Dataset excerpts
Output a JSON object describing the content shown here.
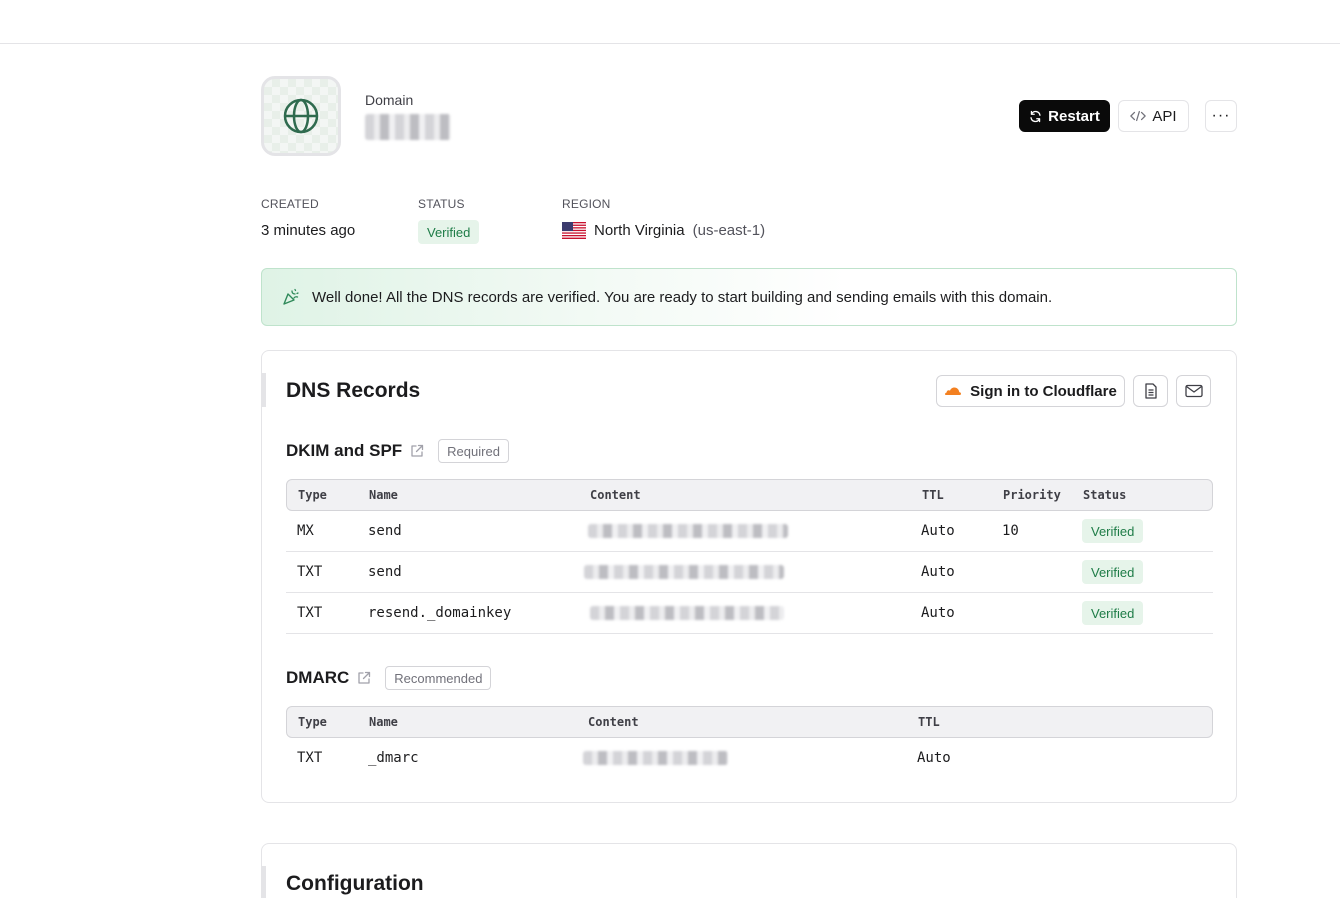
{
  "header": {
    "domain_label": "Domain",
    "actions": {
      "restart": "Restart",
      "api": "API",
      "more": "···"
    }
  },
  "meta": {
    "created_label": "CREATED",
    "created_value": "3 minutes ago",
    "status_label": "STATUS",
    "status_value": "Verified",
    "region_label": "REGION",
    "region_name": "North Virginia",
    "region_code": "(us-east-1)"
  },
  "banner": {
    "text": "Well done! All the DNS records are verified. You are ready to start building and sending emails with this domain."
  },
  "dns": {
    "title": "DNS Records",
    "cloudflare_button": "Sign in to Cloudflare",
    "dkim_spf": {
      "title": "DKIM and SPF",
      "tag": "Required",
      "columns": [
        "Type",
        "Name",
        "Content",
        "TTL",
        "Priority",
        "Status"
      ],
      "rows": [
        {
          "type": "MX",
          "name": "send",
          "ttl": "Auto",
          "priority": "10",
          "status": "Verified"
        },
        {
          "type": "TXT",
          "name": "send",
          "ttl": "Auto",
          "priority": "",
          "status": "Verified"
        },
        {
          "type": "TXT",
          "name": "resend._domainkey",
          "ttl": "Auto",
          "priority": "",
          "status": "Verified"
        }
      ]
    },
    "dmarc": {
      "title": "DMARC",
      "tag": "Recommended",
      "columns": [
        "Type",
        "Name",
        "Content",
        "TTL"
      ],
      "rows": [
        {
          "type": "TXT",
          "name": "_dmarc",
          "ttl": "Auto"
        }
      ]
    }
  },
  "configuration": {
    "title": "Configuration"
  },
  "colors": {
    "accent_green": "#1e7c47",
    "badge_green_bg": "#e6f4ea",
    "cloudflare_orange": "#f38020",
    "primary_button": "#0a0a0a"
  },
  "icons": {
    "domain": "globe-icon",
    "restart": "refresh-icon",
    "api": "code-icon",
    "banner": "party-popper-icon",
    "external": "external-link-icon",
    "docs": "document-icon",
    "email": "mail-icon",
    "flag": "us-flag-icon"
  }
}
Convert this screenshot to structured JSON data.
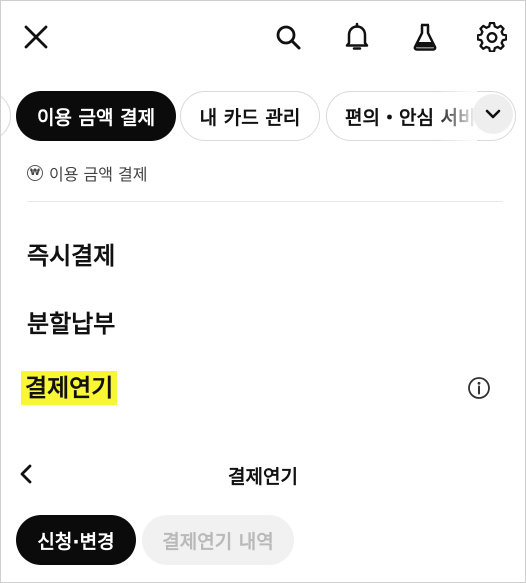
{
  "topbar": {
    "close_icon": "close-icon",
    "search_icon": "search-icon",
    "bell_icon": "bell-icon",
    "lab_icon": "flask-icon",
    "settings_icon": "gear-icon"
  },
  "tabs": {
    "active_label": "이용 금액 결제",
    "cards_label": "내 카드 관리",
    "convenience_label": "편의・안심 서비스"
  },
  "section": {
    "label": "이용 금액 결제",
    "currency_symbol": "₩"
  },
  "menu": {
    "items": [
      {
        "label": "즉시결제"
      },
      {
        "label": "분할납부"
      },
      {
        "label": "결제연기"
      }
    ]
  },
  "sheet": {
    "title": "결제연기"
  },
  "segments": {
    "apply_label": "신청·변경",
    "history_label": "결제연기 내역"
  },
  "colors": {
    "accent_dark": "#0b0b0b",
    "highlight": "#f9f733",
    "pill_inactive_bg": "#f1f1f1",
    "pill_inactive_text": "#b9b9b9"
  }
}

## TASK TO CARRY OUT
Output all of the data exactly as it stands, minus any images.

## COMPLETED TASK
Output a JSON object describing the content shown here.
{
  "header": {
    "domain_label": "Domain",
    "actions": {
      "restart": "Restart",
      "api": "API",
      "more": "···"
    }
  },
  "meta": {
    "created_label": "CREATED",
    "created_value": "3 minutes ago",
    "status_label": "STATUS",
    "status_value": "Verified",
    "region_label": "REGION",
    "region_name": "North Virginia",
    "region_code": "(us-east-1)"
  },
  "banner": {
    "text": "Well done! All the DNS records are verified. You are ready to start building and sending emails with this domain."
  },
  "dns": {
    "title": "DNS Records",
    "cloudflare_button": "Sign in to Cloudflare",
    "dkim_spf": {
      "title": "DKIM and SPF",
      "tag": "Required",
      "columns": [
        "Type",
        "Name",
        "Content",
        "TTL",
        "Priority",
        "Status"
      ],
      "rows": [
        {
          "type": "MX",
          "name": "send",
          "ttl": "Auto",
          "priority": "10",
          "status": "Verified"
        },
        {
          "type": "TXT",
          "name": "send",
          "ttl": "Auto",
          "priority": "",
          "status": "Verified"
        },
        {
          "type": "TXT",
          "name": "resend._domainkey",
          "ttl": "Auto",
          "priority": "",
          "status": "Verified"
        }
      ]
    },
    "dmarc": {
      "title": "DMARC",
      "tag": "Recommended",
      "columns": [
        "Type",
        "Name",
        "Content",
        "TTL"
      ],
      "rows": [
        {
          "type": "TXT",
          "name": "_dmarc",
          "ttl": "Auto"
        }
      ]
    }
  },
  "configuration": {
    "title": "Configuration"
  },
  "colors": {
    "accent_green": "#1e7c47",
    "badge_green_bg": "#e6f4ea",
    "cloudflare_orange": "#f38020",
    "primary_button": "#0a0a0a"
  },
  "icons": {
    "domain": "globe-icon",
    "restart": "refresh-icon",
    "api": "code-icon",
    "banner": "party-popper-icon",
    "external": "external-link-icon",
    "docs": "document-icon",
    "email": "mail-icon",
    "flag": "us-flag-icon"
  }
}
Convert this screenshot to structured JSON data.
{
  "topbar": {
    "close_icon": "close-icon",
    "search_icon": "search-icon",
    "bell_icon": "bell-icon",
    "lab_icon": "flask-icon",
    "settings_icon": "gear-icon"
  },
  "tabs": {
    "active_label": "이용 금액 결제",
    "cards_label": "내 카드 관리",
    "convenience_label": "편의・안심 서비스"
  },
  "section": {
    "label": "이용 금액 결제",
    "currency_symbol": "₩"
  },
  "menu": {
    "items": [
      {
        "label": "즉시결제"
      },
      {
        "label": "분할납부"
      },
      {
        "label": "결제연기"
      }
    ]
  },
  "sheet": {
    "title": "결제연기"
  },
  "segments": {
    "apply_label": "신청·변경",
    "history_label": "결제연기 내역"
  },
  "colors": {
    "accent_dark": "#0b0b0b",
    "highlight": "#f9f733",
    "pill_inactive_bg": "#f1f1f1",
    "pill_inactive_text": "#b9b9b9"
  }
}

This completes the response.